(Data items)

-=-=-

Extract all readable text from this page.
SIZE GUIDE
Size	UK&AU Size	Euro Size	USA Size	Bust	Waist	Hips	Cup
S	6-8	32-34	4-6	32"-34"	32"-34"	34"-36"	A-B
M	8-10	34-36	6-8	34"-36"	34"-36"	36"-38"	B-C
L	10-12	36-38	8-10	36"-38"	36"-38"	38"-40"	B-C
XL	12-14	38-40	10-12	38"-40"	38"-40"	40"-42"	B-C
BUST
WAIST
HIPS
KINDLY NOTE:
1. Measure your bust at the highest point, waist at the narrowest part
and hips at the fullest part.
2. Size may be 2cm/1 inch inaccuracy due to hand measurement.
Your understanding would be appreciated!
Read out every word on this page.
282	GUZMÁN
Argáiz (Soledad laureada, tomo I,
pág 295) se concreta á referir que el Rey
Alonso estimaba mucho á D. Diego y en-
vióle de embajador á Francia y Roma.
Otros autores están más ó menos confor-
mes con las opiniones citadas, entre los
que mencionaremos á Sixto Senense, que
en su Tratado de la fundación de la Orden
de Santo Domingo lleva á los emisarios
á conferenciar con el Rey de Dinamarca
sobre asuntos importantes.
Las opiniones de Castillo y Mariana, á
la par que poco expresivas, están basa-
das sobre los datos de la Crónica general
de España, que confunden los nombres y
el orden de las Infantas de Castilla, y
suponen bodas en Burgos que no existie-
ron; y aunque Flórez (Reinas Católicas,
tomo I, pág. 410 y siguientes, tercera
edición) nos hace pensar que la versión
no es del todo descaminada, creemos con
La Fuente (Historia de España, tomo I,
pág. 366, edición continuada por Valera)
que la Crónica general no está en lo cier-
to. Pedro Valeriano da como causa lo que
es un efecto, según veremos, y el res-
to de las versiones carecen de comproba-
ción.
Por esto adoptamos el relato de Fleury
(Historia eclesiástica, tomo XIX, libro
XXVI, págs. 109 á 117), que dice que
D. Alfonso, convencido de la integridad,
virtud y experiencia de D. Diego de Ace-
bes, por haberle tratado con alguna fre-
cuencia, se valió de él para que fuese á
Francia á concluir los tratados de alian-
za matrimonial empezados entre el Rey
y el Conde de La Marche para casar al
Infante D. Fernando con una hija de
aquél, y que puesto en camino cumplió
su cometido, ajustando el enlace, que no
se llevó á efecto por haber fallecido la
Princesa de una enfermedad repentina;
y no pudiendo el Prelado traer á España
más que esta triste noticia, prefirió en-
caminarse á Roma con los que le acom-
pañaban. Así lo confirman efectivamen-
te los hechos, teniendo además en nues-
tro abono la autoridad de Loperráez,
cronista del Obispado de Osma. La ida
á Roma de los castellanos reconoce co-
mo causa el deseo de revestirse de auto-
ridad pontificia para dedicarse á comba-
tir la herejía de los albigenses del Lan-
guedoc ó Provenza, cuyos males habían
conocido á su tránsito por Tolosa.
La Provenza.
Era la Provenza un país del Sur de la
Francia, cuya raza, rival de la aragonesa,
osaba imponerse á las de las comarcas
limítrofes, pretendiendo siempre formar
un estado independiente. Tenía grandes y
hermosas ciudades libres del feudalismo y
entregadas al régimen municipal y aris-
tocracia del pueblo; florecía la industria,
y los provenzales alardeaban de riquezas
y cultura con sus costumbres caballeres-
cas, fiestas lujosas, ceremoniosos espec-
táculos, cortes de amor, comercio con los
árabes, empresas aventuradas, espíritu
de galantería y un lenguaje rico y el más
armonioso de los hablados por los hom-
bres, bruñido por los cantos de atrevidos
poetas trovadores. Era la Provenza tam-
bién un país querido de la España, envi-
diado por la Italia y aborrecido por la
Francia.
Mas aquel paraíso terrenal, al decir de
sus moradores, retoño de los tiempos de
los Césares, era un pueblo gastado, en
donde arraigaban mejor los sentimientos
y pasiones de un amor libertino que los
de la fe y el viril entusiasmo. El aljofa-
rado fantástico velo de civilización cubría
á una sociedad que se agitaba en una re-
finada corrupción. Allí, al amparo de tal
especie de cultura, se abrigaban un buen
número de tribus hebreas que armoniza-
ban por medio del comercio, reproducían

-=-=-

- _WHAT IS ASKED_
Take every line containing the word "sobre" and copy it.

- _CORRECT RESPONSE_
sobre asuntos importantes.
das sobre los datos de la Crónica general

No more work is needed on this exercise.